Dataset excerpts
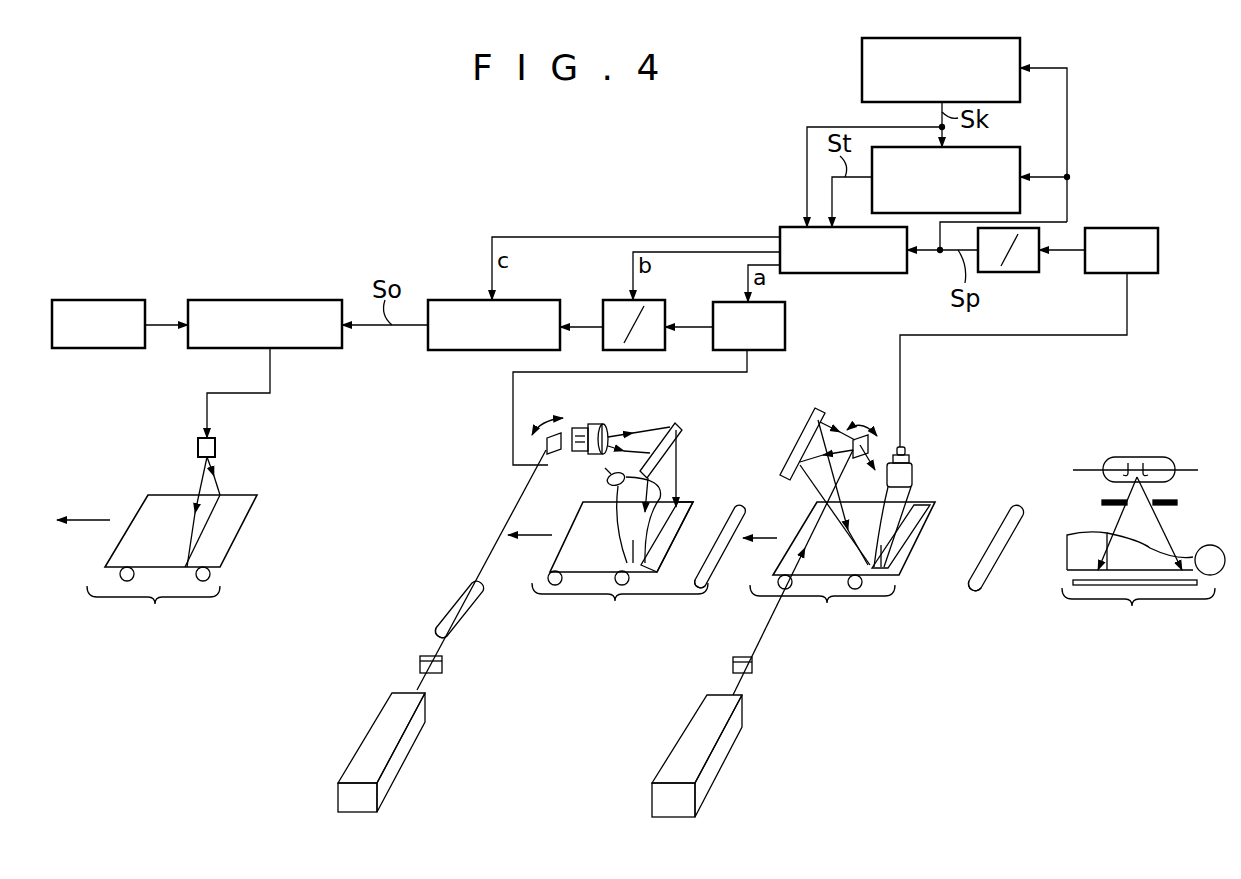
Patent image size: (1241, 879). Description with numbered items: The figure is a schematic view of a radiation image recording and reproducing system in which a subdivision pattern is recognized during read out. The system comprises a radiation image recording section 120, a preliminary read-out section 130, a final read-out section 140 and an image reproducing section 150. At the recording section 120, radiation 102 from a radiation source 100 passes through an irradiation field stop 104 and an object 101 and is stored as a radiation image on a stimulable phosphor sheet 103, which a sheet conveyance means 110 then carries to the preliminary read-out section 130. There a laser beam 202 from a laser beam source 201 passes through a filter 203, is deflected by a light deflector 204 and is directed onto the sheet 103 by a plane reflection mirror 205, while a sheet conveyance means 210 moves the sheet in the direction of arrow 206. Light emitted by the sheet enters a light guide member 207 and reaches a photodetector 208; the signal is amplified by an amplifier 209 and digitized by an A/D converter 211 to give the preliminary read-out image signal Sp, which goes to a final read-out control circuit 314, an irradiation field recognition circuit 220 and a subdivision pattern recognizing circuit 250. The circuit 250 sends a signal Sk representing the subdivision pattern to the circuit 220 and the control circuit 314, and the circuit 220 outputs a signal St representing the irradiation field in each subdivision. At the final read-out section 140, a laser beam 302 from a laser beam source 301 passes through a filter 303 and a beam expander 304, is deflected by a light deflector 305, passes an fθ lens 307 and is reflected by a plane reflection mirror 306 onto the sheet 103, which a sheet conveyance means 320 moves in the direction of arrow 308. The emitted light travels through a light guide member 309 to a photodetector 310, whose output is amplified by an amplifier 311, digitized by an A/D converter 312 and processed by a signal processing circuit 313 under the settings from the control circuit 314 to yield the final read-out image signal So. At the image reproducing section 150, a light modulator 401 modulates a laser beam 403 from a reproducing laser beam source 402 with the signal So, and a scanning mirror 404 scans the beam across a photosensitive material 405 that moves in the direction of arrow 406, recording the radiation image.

The radiation source 100 is at (1147, 455).
The object 101 is at (1138, 543).
The radiation 102 is at (1123, 518).
The stimulable phosphor sheet 103 is at (678, 518).
The irradiation field stop 104 is at (1168, 500).
The sheet conveyance means 110 is at (975, 590).
The radiation image recording section 120 is at (1138, 585).
The preliminary read-out section 130 is at (842, 568).
The final read-out section 140 is at (620, 568).
The image reproducing section 150 is at (153, 598).
The laser beam source 201 is at (718, 760).
The laser beam 202 is at (735, 685).
The filter 203 is at (753, 665).
The light deflector 204 is at (870, 442).
The plane reflection mirror 205 is at (815, 408).
The arrow 206 is at (766, 535).
The light guide member 207 is at (902, 497).
The photodetector 208 is at (912, 458).
The amplifier 209 is at (1118, 228).
The sheet conveyance means 210 is at (862, 588).
The A/D converter 211 is at (1022, 272).
The irradiation field recognition circuit 220 is at (990, 147).
The subdivision pattern recognizing circuit 250 is at (862, 68).
The laser beam source 301 is at (408, 748).
The laser beam 302 is at (427, 680).
The filter 303 is at (443, 662).
The beam expander 304 is at (472, 610).
The light deflector 305 is at (558, 432).
The plane reflection mirror 306 is at (680, 422).
The fθ lens 307 is at (598, 425).
The arrow 308 is at (547, 535).
The light guide member 309 is at (648, 495).
The photodetector 310 is at (607, 478).
The amplifier 311 is at (715, 302).
The A/D converter 312 is at (612, 300).
The signal processing circuit 313 is at (445, 300).
The final read-out control circuit 314 is at (878, 273).
The sheet conveyance means 320 is at (630, 582).
The light modulator 401 is at (300, 300).
The reproducing laser beam source 402 is at (128, 300).
The laser beam 403 is at (160, 327).
The scanning mirror 404 is at (216, 449).
The photosensitive material 405 is at (165, 500).
The arrow 406 is at (100, 520).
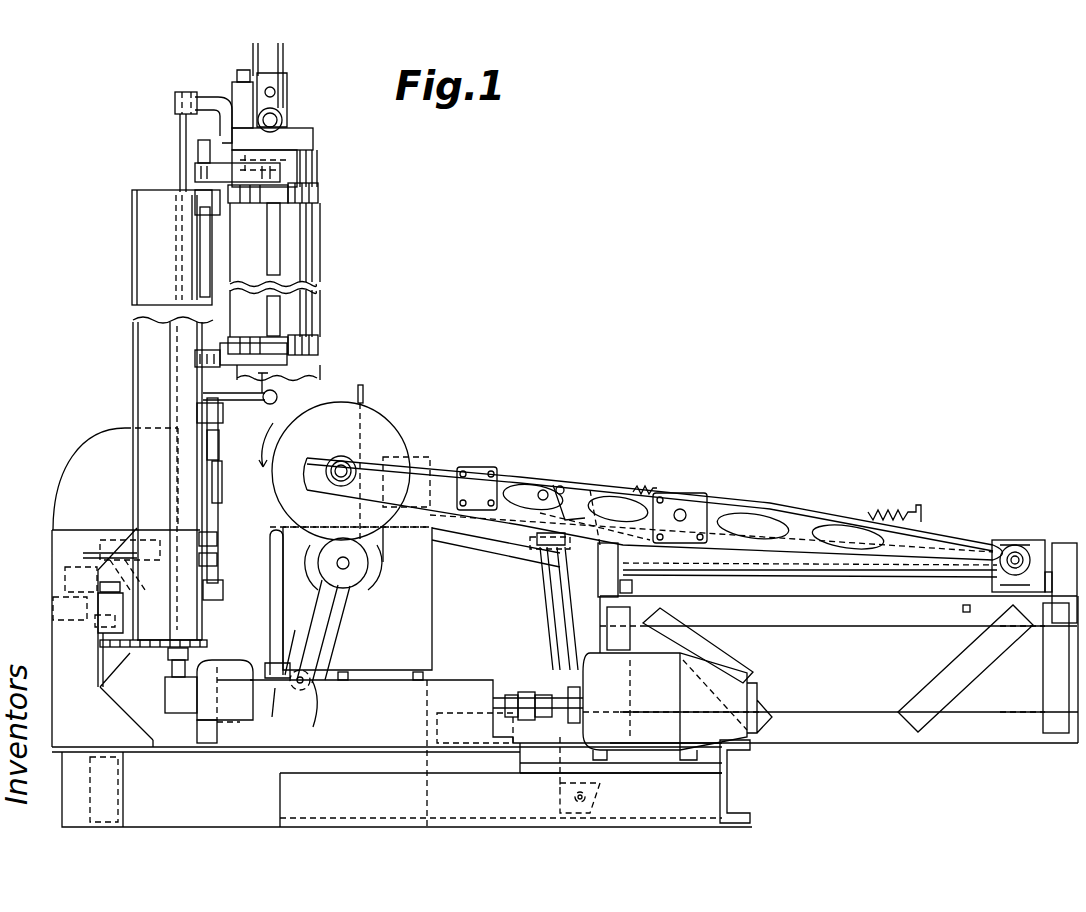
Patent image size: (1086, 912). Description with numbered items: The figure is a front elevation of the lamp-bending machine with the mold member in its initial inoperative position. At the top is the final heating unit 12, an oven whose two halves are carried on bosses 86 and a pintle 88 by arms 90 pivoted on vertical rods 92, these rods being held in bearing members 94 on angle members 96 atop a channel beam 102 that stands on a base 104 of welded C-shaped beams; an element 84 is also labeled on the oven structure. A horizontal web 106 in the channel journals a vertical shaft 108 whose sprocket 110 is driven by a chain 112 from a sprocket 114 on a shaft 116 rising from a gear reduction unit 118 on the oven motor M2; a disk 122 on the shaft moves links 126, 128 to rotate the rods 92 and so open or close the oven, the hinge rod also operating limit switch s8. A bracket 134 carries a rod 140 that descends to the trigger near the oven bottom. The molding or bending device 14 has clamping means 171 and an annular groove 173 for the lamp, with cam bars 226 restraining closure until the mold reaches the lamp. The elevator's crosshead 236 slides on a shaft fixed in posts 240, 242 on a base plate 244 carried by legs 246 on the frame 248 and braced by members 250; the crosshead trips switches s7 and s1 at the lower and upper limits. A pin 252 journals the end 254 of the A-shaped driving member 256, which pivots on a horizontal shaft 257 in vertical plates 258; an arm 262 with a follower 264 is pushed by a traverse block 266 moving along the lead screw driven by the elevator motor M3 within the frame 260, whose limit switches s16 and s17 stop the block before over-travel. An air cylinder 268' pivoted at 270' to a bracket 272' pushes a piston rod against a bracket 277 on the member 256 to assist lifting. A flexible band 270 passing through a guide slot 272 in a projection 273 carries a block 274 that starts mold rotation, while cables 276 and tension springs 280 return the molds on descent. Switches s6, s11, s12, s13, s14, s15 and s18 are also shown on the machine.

The final heating unit 12 is at (343, 228).
The molding or bending device 14 is at (440, 434).
The clamp ring 84 is at (312, 190).
The bosses 86 is at (318, 200).
The pintle 88 is at (282, 256).
The arms 90 is at (205, 163).
The vertical rod 92 is at (200, 256).
The bearing members 94 is at (200, 203).
The angle members 96 is at (140, 232).
The channel beam 102 is at (60, 560).
The base 104 is at (407, 753).
The horizontal web 106 is at (72, 578).
The vertical shaft 108 is at (100, 590).
The sprocket 110 is at (95, 624).
The chain 112 is at (105, 686).
The sprocket 114 is at (207, 643).
The shaft 116 is at (173, 658).
The gear reduction unit 118 is at (180, 690).
The disk 122 is at (126, 587).
The link 126 is at (133, 540).
The link 128 is at (140, 520).
The bracket 134 is at (226, 97).
The rod 140 is at (181, 112).
The clamping means 171 is at (239, 420).
The annular groove 173 is at (395, 430).
The cam bars 226 is at (365, 400).
The crosshead 236 is at (1005, 540).
The post 240 is at (1064, 543).
The post 242 is at (548, 570).
The base plate 244 is at (843, 620).
The legs 246 is at (1045, 688).
The frame 248 is at (950, 738).
The cross-brace members 250 is at (925, 690).
The pin 252 is at (685, 510).
The end of driving member 254 is at (663, 493).
The A-shaped driving member 256 is at (465, 562).
The horizontal shaft 257 is at (350, 580).
The vertical plates 258 is at (430, 652).
The frame 260 is at (467, 680).
The arm 262 is at (328, 625).
The follower 264 is at (314, 727).
The traverse block 266 is at (230, 747).
The air cylinder 268' is at (561, 596).
The flexible band 270 is at (234, 563).
The lower end pivot 270' is at (619, 793).
The guide slot 272 is at (244, 601).
The bracket 272' is at (546, 775).
The projection 273 is at (325, 578).
The block 274 is at (287, 660).
The cables 276 is at (480, 466).
The bracket 277 is at (560, 486).
The tension springs 280 is at (872, 512).
The oven motor M2 is at (250, 657).
The elevator motor M3 is at (632, 706).
The limit switch s1 is at (633, 587).
The switch s6 is at (213, 457).
The limit switch s7 is at (1048, 572).
The limit switch s8 is at (222, 487).
The switch s11 is at (217, 471).
The switch s12 is at (222, 500).
The switch s13 is at (1047, 605).
The switch s14 is at (657, 598).
The switch s15 is at (963, 609).
The limit switch s16 is at (280, 716).
The limit switch s17 is at (420, 681).
The switch s18 is at (343, 681).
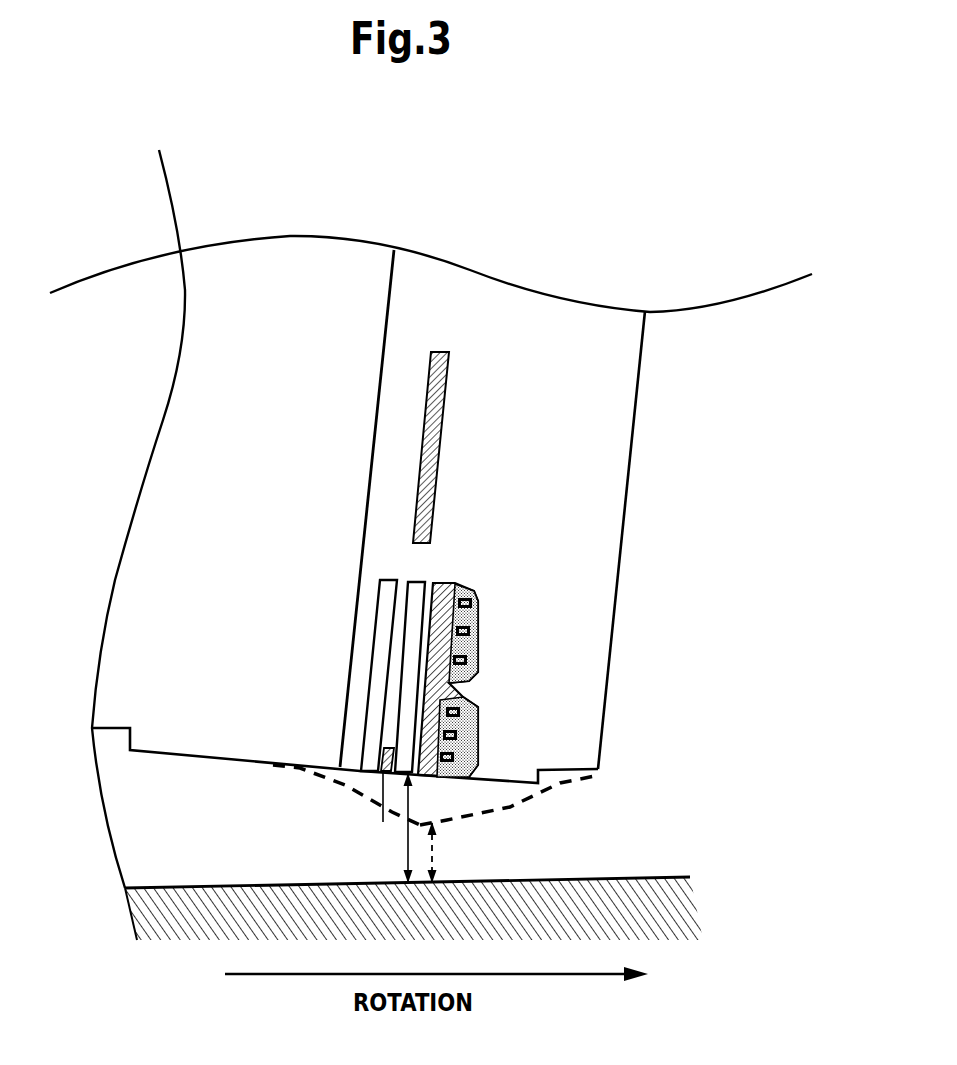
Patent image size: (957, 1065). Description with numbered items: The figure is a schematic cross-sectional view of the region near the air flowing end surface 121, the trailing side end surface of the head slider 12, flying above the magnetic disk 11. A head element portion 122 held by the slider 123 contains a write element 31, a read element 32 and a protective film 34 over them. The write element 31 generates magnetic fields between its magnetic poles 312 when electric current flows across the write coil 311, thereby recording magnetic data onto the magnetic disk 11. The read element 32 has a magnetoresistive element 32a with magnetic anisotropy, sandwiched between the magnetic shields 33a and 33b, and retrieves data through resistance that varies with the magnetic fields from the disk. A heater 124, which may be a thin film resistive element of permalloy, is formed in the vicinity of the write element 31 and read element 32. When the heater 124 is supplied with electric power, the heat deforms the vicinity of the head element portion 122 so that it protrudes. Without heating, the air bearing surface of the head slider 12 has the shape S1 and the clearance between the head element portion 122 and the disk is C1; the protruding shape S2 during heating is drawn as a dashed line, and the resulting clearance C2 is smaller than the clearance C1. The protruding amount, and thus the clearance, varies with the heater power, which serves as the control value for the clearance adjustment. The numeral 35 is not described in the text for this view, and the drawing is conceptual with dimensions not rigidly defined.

The magnetic disk 11 is at (623, 877).
The head slider 12 is at (468, 244).
The air flowing end surface 121 is at (638, 403).
The head element portion 122 is at (680, 543).
The slider 123 is at (95, 750).
The heater 124 is at (440, 460).
The write element 31 is at (597, 680).
The write coil 311 is at (478, 602).
The magnetic poles 312 is at (478, 718).
The read element 32 is at (366, 781).
The magnetoresistive element 32a is at (383, 822).
The magnetic shield 33a is at (417, 580).
The magnetic shield 33b is at (377, 600).
The protective film 34 is at (402, 342).
The rotor bottom surface 35 is at (172, 755).
The shape of the ABS in non-heating S1 is at (330, 770).
The protruding shape in heating S2 is at (510, 810).
The clearance in non-heating C1 is at (391, 828).
The clearance in heating C2 is at (454, 852).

Instruction: Begin at the line that has "Patent image size: (957, 1065)." and stop after the line that has "The protruding shape in". Put that material into a two-column CSV with the headers description and positions, one row per item, with each field quoted and its line breaks replaced by spaces.

Answer to the task:
description,positions
"Patent image size: (957, 1065). Description with numbered items: The figure is a schematic cross-sectional view of the region near the air flowing end surface 121, the trailing side end surface of the head slider 12, flying above the magnetic disk 11. A head element portion 122 held by the slider 123 contains a write element 31, a read element 32 and a protective film 34 over them. The write element 31 generates magnetic fields between its magnetic poles 312 when electric current flows across the write coil 311, thereby recording magnetic data onto the magnetic disk 11. The read element 32 has a magnetoresistive element 32a with magnetic anisotropy, sandwiched between the magnetic shields 33a and 33b, and retrieves data through resistance that varies with the magnetic fields from the disk. A heater 124, which may be a thin film resistive element of permalloy, is formed in the vicinity of the write element 31 and read element 32. When the heater 124 is supplied with electric power, the heat deforms the vicinity of the head element portion 122 so that it protrudes. Without heating, the air bearing surface of the head slider 12 has the shape S1 and the clearance between the head element portion 122 and the disk is C1; the protruding shape S2 during heating is drawn as a dashed line, and the resulting clearance C2 is smaller than the clearance C1. The protruding amount, and thus the clearance, varies with the heater power, which serves as the control value for the clearance adjustment. The numeral 35 is not described in the text for this view, and the drawing is conceptual with dimensions not rigidly defined.","The magnetic disk 11 is at (623, 877). The head slider 12 is at (468, 244). The air flowing end surface 121 is at (638, 403). The head element portion 122 is at (680, 543). The slider 123 is at (95, 750). The heater 124 is at (440, 460). The write element 31 is at (597, 680). The write coil 311 is at (478, 602). The magnetic poles 312 is at (478, 718). The read element 32 is at (366, 781). The magnetoresistive element 32a is at (383, 822). The magnetic shield 33a is at (417, 580). The magnetic shield 33b is at (377, 600). The protective film 34 is at (402, 342). The rotor bottom surface 35 is at (172, 755). The shape of the ABS in non-heating S1 is at (330, 770). The protruding shape in heating S2 is at (510, 810)."